-------- MATERIALS PROVIDED --------

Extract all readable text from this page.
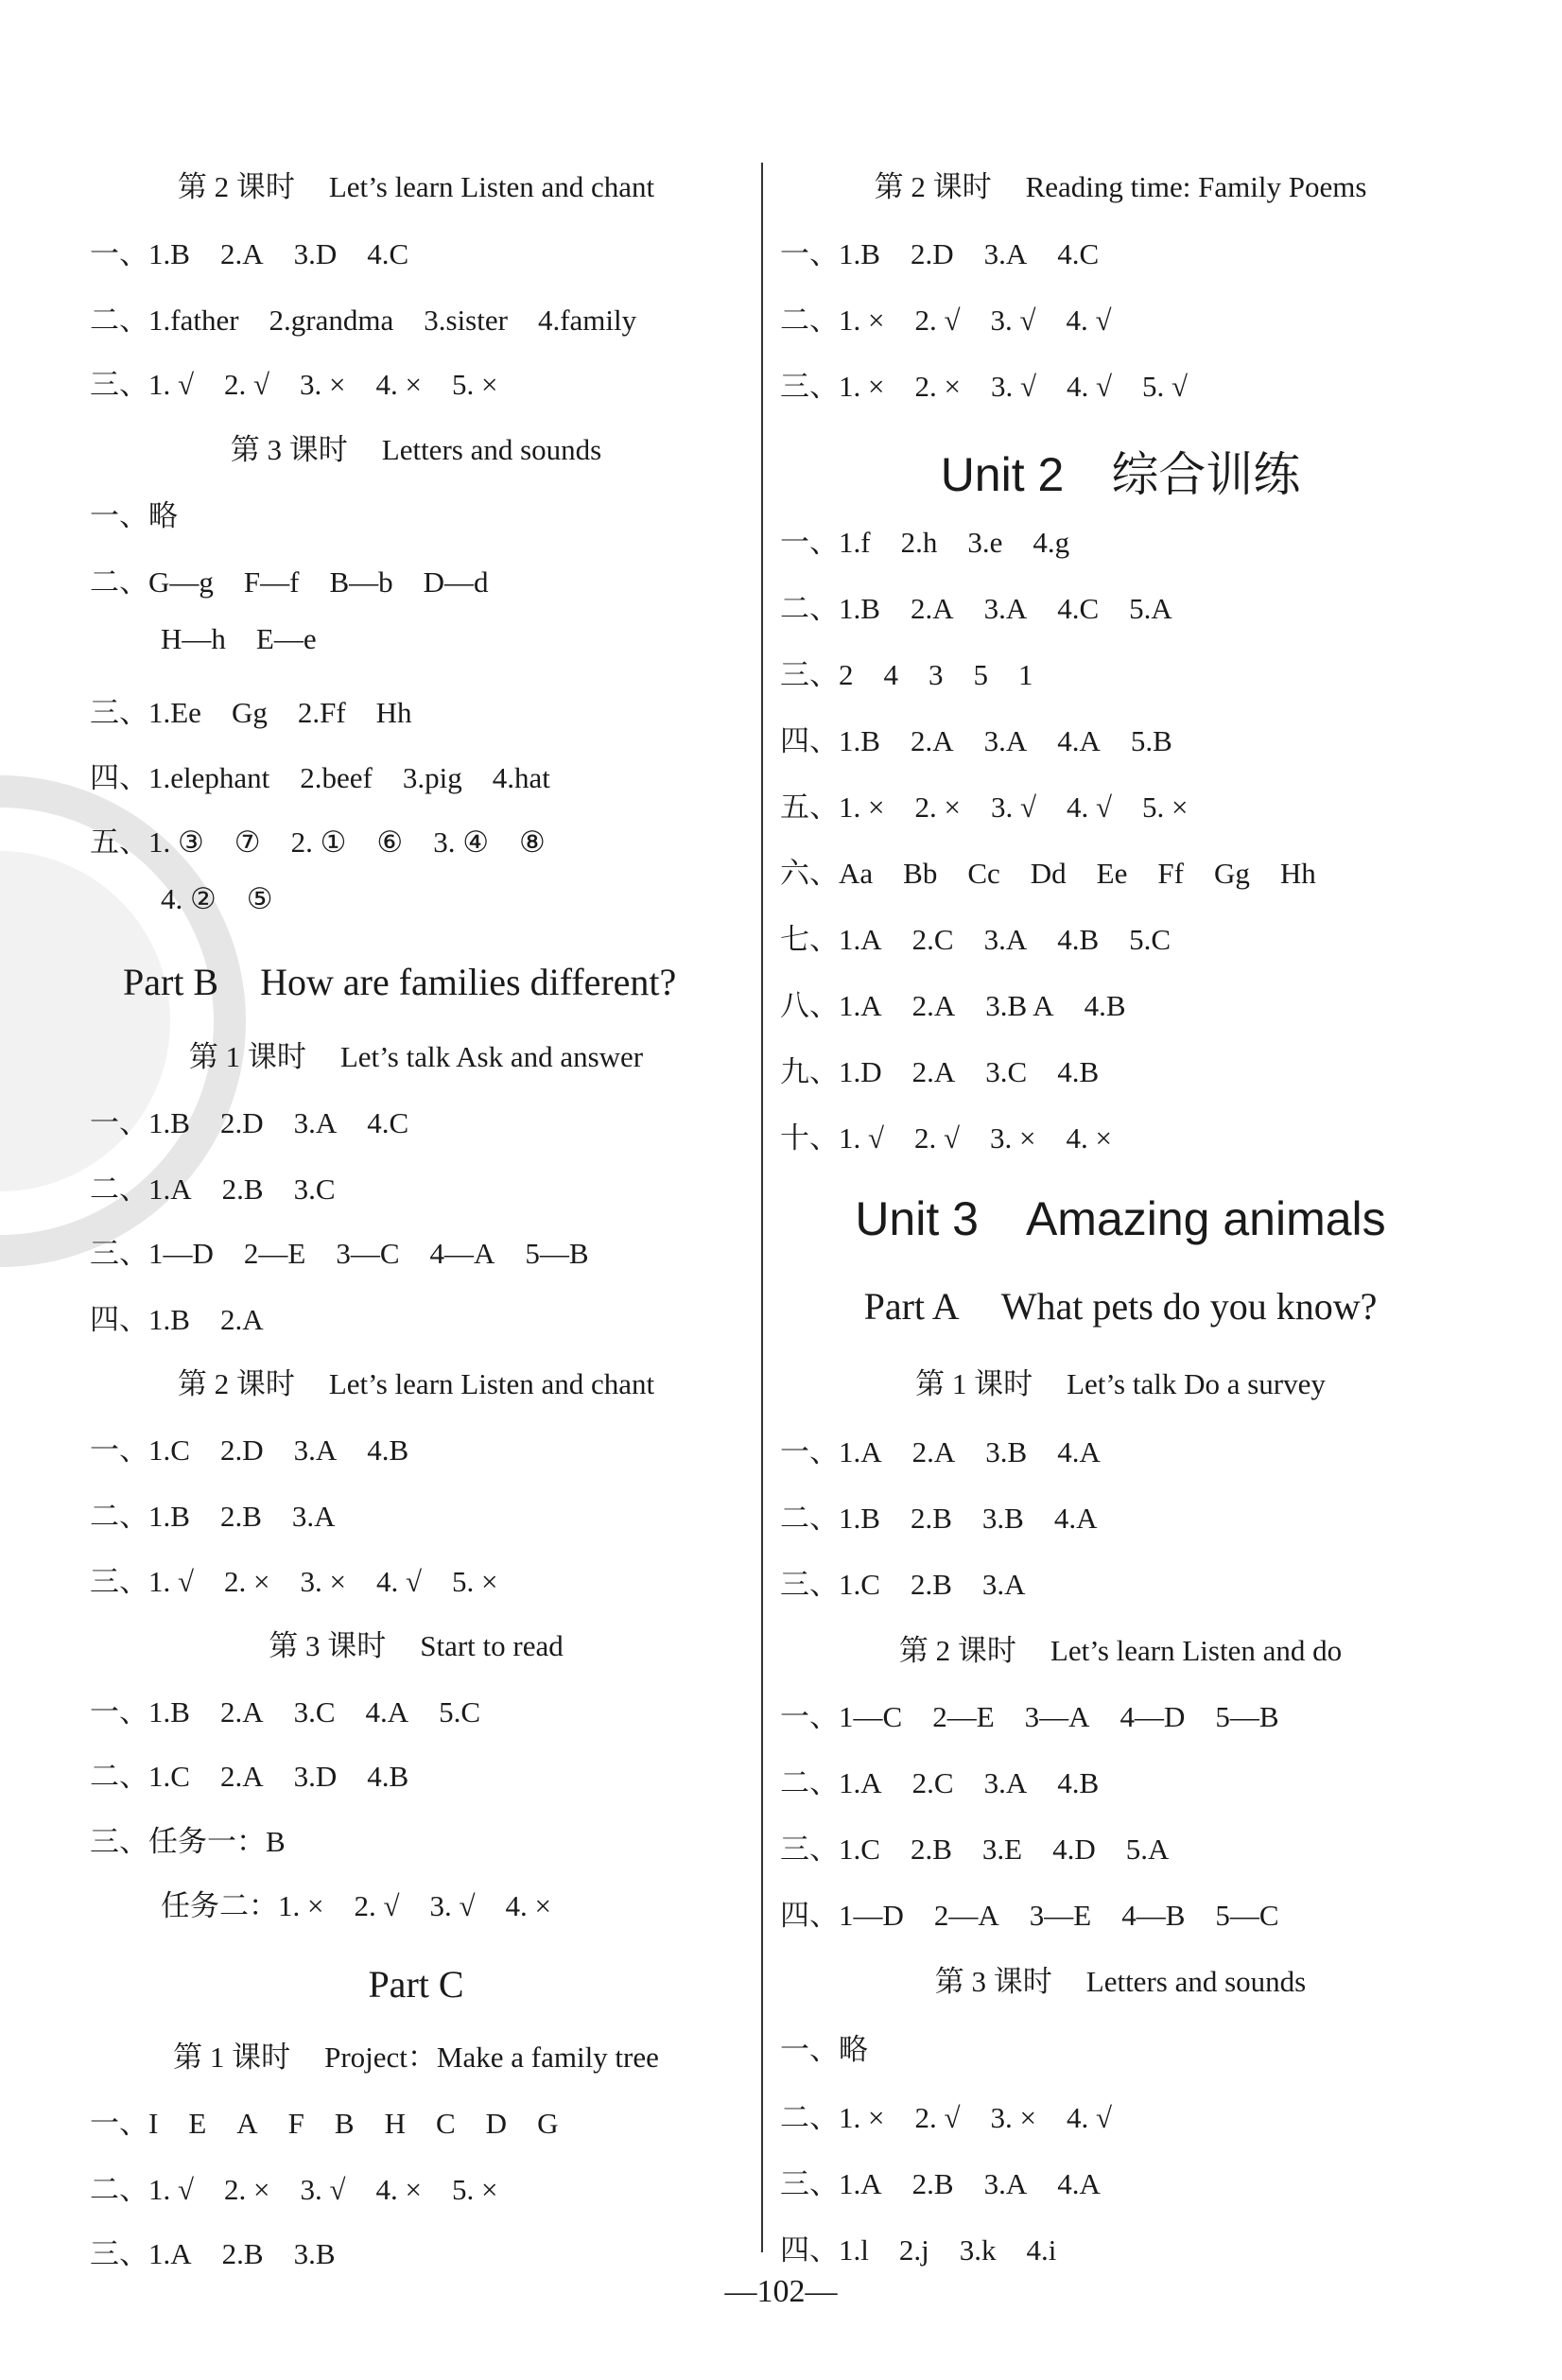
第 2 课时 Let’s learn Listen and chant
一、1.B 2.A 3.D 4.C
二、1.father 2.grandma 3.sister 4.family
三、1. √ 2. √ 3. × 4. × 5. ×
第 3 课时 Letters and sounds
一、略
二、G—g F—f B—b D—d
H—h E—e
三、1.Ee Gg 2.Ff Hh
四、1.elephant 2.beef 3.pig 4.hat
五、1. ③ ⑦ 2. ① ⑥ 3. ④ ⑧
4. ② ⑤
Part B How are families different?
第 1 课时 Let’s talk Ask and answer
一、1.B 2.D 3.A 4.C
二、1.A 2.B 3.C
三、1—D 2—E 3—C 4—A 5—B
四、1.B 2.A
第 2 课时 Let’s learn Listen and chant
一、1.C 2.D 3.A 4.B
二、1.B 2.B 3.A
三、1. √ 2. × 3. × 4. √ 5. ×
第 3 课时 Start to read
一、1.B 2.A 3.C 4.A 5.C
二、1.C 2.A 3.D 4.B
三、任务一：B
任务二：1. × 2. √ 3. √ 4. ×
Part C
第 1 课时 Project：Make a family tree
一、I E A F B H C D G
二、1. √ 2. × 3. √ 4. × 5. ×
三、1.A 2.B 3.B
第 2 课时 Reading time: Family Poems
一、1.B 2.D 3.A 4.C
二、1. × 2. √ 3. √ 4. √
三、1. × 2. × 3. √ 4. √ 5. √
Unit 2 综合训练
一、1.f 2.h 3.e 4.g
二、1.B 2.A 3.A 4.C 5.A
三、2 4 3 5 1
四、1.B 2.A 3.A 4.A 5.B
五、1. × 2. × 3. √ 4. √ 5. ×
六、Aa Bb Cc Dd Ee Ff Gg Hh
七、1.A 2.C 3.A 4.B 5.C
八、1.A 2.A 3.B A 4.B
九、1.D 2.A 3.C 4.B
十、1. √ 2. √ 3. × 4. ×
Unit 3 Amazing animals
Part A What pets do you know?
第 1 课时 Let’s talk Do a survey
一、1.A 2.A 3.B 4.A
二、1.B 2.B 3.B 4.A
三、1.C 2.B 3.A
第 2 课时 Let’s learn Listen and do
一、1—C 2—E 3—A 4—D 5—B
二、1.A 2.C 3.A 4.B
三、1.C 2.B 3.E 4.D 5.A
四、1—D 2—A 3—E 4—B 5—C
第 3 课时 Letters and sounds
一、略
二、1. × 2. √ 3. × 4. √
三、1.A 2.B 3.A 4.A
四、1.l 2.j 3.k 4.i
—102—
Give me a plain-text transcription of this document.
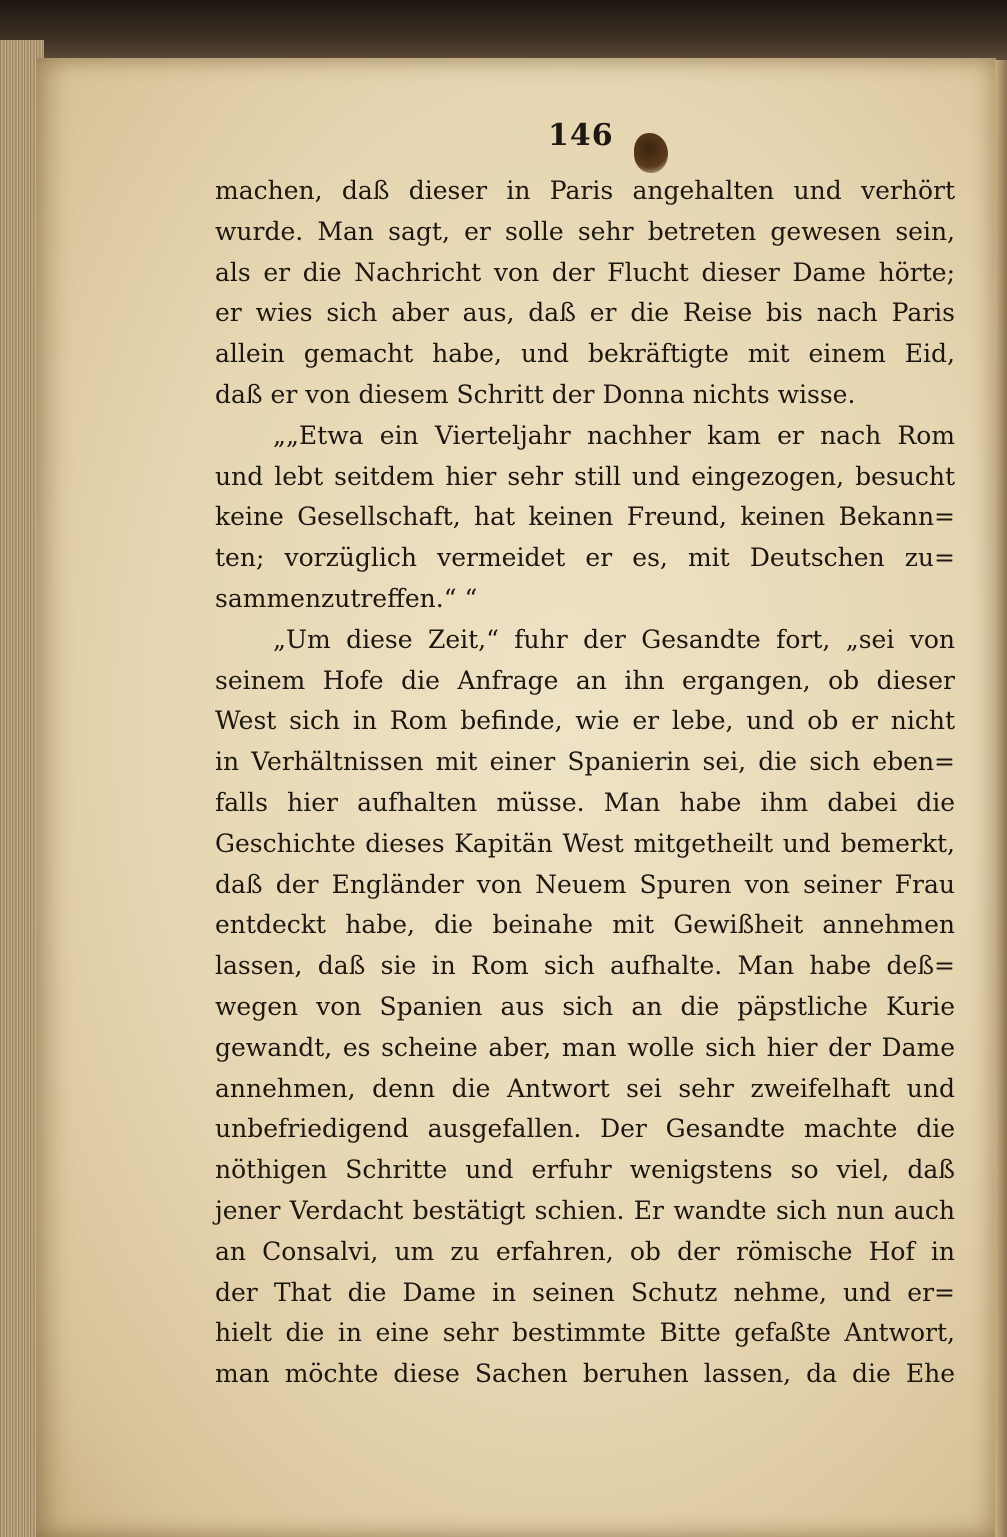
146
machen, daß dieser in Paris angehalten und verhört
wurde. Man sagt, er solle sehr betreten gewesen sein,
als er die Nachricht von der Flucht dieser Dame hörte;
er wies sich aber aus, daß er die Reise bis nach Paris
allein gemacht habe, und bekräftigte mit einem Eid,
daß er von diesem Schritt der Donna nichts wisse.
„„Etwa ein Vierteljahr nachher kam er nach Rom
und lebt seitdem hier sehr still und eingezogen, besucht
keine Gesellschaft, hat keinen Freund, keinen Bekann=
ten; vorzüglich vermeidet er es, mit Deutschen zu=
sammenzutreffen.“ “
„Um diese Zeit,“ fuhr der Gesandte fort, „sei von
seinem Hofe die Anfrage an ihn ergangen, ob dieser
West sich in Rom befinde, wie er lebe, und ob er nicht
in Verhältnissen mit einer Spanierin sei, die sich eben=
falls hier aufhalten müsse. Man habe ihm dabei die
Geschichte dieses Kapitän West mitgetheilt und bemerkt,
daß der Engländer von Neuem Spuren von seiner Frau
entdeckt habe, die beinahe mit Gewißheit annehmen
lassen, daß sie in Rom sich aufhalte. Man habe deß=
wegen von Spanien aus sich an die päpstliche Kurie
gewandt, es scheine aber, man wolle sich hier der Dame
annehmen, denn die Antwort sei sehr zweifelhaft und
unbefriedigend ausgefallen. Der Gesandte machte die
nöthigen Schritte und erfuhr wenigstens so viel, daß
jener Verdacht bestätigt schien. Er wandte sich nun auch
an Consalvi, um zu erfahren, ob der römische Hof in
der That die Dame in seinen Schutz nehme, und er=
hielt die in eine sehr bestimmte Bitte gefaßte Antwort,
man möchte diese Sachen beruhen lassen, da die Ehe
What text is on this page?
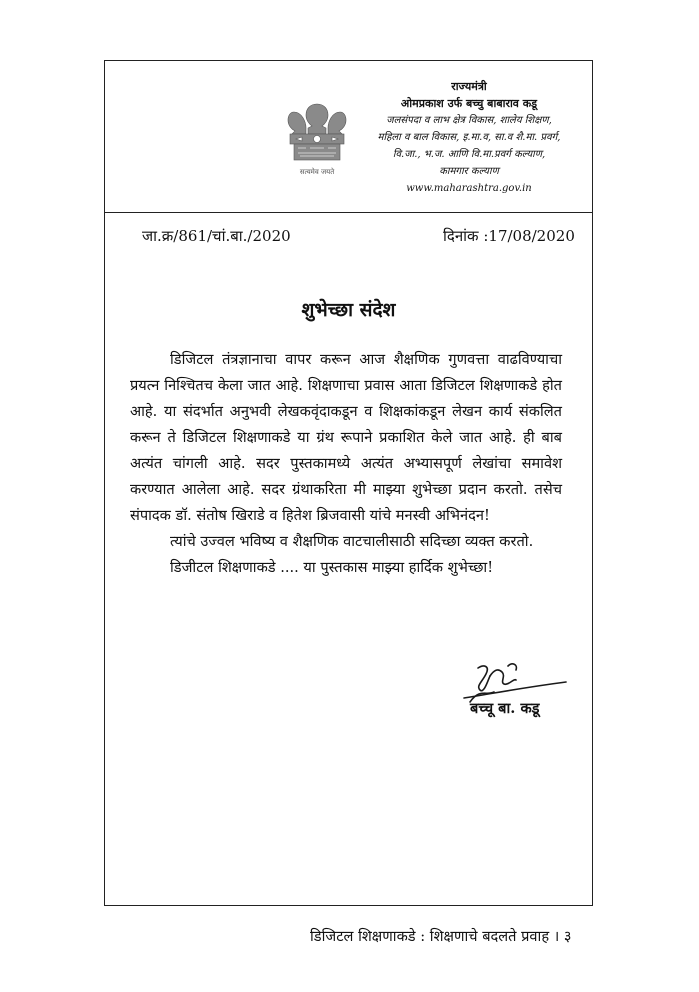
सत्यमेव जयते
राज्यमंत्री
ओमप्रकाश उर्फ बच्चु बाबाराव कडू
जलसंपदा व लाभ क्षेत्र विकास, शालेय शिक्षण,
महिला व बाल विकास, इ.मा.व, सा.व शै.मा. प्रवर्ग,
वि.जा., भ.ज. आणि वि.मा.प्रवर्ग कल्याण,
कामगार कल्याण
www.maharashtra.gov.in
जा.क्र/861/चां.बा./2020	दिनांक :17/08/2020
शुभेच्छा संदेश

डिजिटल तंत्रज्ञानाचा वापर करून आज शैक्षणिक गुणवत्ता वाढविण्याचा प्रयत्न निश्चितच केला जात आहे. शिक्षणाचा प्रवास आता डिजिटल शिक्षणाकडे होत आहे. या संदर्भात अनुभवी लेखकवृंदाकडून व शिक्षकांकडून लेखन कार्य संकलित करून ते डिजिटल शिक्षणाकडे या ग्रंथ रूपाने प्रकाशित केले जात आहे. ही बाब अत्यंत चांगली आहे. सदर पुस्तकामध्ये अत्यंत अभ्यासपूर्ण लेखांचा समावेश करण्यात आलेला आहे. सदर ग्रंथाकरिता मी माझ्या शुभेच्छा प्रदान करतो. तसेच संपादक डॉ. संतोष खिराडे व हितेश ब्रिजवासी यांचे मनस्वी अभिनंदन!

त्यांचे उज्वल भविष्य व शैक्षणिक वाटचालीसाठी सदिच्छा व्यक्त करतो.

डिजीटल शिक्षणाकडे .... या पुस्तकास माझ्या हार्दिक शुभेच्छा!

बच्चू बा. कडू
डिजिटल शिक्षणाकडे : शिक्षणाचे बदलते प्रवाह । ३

--------

» **TASK STATEMENT**
State the number of lines holding the word "hier" in the listing. Add nothing else.

» **RESULT FOR THIS EXERCISE**
3